> Selected passage
%%
And also, remember Leo and his mum stopped and spoke to those officers.
At Sparky's at 315, why would you do that if you've just murdered your wife?
Why would you bring so much attention to a situation that you haven't cleaned up yet in front of your mum?
Yeah, it's just like you've apparently just murdered her, left her in that trailer,
and then you're running around drawing loads of attention to the fact that she's missing.
Why wouldn't you be dealing with the imminent problem of the fact that you've murdered your wife?
And also, Kristen, Leo's younger sister, saw him bring his mum home.
their mum at 3.30 in the morning. And Kristen saw her dad asleep in his room and said she would have
heard if he left. The prosecution would later claim that all of the Schofields were in on it
together and covering up for Leo. And yes, it is less than ideal that it's his family
vouching for him during certain times that night. But we know that Leo went to Michelle's dad's
place and he spoke to those officers. And those people don't have any reason to lie for him.
You just have to do quite a lot of mental gymnastics and question a lot of people's stories
in order to trust Nosey Parker, Alice Scott. Yeah. And look, I am not saying at this juncture
that I'm like, that's enough evidence that Leo didn't do it. We're poking holes in Alice Scott's story
because it doesn't make any sense. It doesn't mean that Leo didn't do it. It just means what she's saying
is completely like lacking any sort of credibility.
But the prosecution love it, the police love it, so let's stick with her for now.
To Alice Scott tells the police that after he left at 150 a.m.,
she saw Leo come back to the trailer at 2.10 a.m.
So he's been gone for about 20 minutes.
And yes, Alice Scott is still up and still watching everything from her bathroom window,
which is what she claims.
According to Alice, he goes back into the trailer and 10 minutes later he comes back out
and this time he's carrying something heavy that he places into his car, the orange
master.
We only have Leo and his stepmom's word for it as to what they were doing at this point
because they were driving around at this point looking for Michelle.
So of course they could be lying.
Of course his stepmom could be lying for him.
But Alice later changes this timeline because this timeline that she's giving is the first version.
She later changes this story and says that it was probably more like 233 a.m.
When she saw Leo carrying that heavy object out of his trailer and putting it into his car.
And this makes no sense because we know that was the time that Leo was at his father-in-law's house.
%%
(Document layout detection data)
%%
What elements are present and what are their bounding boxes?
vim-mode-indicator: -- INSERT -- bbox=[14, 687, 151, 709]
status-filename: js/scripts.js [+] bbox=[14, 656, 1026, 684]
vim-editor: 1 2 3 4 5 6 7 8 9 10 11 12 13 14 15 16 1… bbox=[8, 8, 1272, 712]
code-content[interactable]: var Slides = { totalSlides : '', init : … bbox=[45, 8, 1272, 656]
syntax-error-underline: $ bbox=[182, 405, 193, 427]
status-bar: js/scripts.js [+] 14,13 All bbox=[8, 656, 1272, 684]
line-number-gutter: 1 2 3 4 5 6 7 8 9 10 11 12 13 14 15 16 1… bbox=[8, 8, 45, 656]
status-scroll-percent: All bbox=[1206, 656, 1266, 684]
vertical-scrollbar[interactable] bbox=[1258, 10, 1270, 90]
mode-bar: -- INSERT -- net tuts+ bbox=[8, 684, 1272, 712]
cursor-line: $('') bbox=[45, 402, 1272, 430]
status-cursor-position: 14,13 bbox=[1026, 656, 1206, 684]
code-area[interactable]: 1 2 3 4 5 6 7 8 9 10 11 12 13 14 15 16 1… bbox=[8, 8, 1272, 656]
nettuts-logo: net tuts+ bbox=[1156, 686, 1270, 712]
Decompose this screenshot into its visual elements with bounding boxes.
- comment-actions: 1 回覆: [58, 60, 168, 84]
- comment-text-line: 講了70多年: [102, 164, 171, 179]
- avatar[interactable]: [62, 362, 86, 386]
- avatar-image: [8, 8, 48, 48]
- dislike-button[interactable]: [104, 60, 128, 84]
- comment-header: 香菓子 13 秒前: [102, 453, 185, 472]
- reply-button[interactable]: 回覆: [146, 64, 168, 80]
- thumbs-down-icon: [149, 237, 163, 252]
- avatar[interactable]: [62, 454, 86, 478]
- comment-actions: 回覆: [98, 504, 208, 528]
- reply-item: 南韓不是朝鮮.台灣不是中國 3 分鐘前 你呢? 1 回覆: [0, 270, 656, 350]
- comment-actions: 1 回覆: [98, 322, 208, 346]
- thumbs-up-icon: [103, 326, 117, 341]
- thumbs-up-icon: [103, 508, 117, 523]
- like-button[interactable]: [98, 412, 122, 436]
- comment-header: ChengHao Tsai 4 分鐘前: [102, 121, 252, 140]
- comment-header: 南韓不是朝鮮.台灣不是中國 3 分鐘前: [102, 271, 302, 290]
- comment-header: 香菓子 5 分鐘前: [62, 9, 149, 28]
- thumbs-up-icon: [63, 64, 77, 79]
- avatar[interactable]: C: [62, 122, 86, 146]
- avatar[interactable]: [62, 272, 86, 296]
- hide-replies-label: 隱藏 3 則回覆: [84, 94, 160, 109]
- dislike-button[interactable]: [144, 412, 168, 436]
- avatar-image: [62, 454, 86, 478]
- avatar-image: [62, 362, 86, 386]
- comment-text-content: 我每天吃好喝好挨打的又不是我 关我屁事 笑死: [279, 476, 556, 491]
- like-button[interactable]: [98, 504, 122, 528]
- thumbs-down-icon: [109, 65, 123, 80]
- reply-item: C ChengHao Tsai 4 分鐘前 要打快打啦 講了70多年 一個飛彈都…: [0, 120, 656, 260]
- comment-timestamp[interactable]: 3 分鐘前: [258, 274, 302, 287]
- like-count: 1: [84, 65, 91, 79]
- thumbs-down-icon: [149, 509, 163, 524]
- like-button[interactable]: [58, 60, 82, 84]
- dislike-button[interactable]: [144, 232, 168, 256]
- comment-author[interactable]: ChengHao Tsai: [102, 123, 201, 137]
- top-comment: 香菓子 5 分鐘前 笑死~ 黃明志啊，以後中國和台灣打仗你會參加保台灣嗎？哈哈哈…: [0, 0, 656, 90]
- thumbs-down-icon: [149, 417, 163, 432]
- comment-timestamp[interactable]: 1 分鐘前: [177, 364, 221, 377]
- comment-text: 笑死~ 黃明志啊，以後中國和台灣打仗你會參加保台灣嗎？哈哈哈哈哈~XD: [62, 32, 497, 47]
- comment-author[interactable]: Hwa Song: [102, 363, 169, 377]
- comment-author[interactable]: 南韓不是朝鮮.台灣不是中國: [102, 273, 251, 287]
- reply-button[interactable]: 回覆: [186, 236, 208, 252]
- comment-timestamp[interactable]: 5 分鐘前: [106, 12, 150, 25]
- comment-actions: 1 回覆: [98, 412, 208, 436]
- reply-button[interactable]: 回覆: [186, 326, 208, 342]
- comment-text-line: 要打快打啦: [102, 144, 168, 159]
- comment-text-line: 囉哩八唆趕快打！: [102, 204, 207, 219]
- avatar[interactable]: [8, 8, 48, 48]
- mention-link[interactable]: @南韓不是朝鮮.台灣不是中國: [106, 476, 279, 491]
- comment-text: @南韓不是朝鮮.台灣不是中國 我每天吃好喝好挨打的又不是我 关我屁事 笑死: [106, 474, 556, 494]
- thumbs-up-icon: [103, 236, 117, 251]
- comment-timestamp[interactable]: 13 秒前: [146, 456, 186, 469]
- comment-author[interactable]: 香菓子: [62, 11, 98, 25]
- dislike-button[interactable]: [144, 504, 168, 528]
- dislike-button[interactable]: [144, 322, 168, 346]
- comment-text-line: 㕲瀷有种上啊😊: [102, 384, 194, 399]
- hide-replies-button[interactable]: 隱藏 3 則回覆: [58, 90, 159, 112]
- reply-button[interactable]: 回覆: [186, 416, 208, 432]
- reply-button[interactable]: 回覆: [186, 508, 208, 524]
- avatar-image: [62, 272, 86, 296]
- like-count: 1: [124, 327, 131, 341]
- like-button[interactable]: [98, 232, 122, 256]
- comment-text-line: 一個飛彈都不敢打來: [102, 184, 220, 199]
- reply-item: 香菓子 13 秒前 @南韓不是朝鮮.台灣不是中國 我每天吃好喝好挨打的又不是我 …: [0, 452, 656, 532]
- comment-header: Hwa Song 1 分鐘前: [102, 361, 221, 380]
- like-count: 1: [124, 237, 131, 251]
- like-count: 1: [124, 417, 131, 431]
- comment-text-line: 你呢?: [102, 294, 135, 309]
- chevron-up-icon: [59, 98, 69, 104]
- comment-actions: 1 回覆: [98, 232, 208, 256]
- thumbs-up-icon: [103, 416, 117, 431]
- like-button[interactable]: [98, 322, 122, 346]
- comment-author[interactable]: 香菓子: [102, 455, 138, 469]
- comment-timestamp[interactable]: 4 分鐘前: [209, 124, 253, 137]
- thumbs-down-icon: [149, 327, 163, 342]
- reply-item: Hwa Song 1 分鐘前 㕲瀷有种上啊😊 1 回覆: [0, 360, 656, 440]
%%
> Explore the material
1. How would you translate this sentence from the transcript on Alice Scott's account into Spanish: "And those people don't have any reason to lie for him."
2. Can you carry on the transcript on Alice Scott's account, starting after its last sentence?
You won't need the entries.

> Task-by-task outputs
1. Y esas personas no tienen ninguna razón para mentir por él.

2.
Now look, eyewitness testimony, eyewitnesses in general are notoriously bad.
And Alice Scott was definitely a busy body
who watched her neighbours all the time
and called the police all the time.
Oh, fucking hell.
She would have loved Facebook.
Yeah.
Oh, yeah.
Fuck it all.
She's a nightmare in this sense.
And look, maybe to give Alice Scott
the biggest benefit of the doubt,
maybe because she does this all the time,
she's getting her nights confused.
Maybe she's thinking about another night
in which these things did happen
and these were the times.
Because Leo, when he's told about this,
something heavy he was carrying out,
I was like, yeah, I have a fucking amp that I take to band practice and it is heavy.
But he's like, anybody looking at it would know goddamn well that it's an amp.
So she's lying.
And he's like, I didn't do it that night, but he could have done it another night.
So maybe she's confused.
And look, if we didn't have Leo confirmed to be with other people in other places at the same point that Leo says she saw him at the trailer doing all of these things,
her confusion over the exact timings wouldn't bother me as much.
Like I wouldn't be sitting here being like, well, one minute you said it was two,
the next minute you say it's three, the next minute you say it's 130, like which is it?
I would be like, she's probably just confused, but maybe this did really happen.
The fact that there is direct contradictory evidence that is backed up by other people
as to where Leo is the same time she says he's at the trailer, that's what makes me not believe her, right?
It just doesn't match up with so many people's accounts of that 90.
The only time that night, as we said earlier, that there were no eyewitnesses as to where Leo was,
was between 3.30 and 4.40 a.m. That's from when he took his mum home, and before he turned back up at Buddy's house.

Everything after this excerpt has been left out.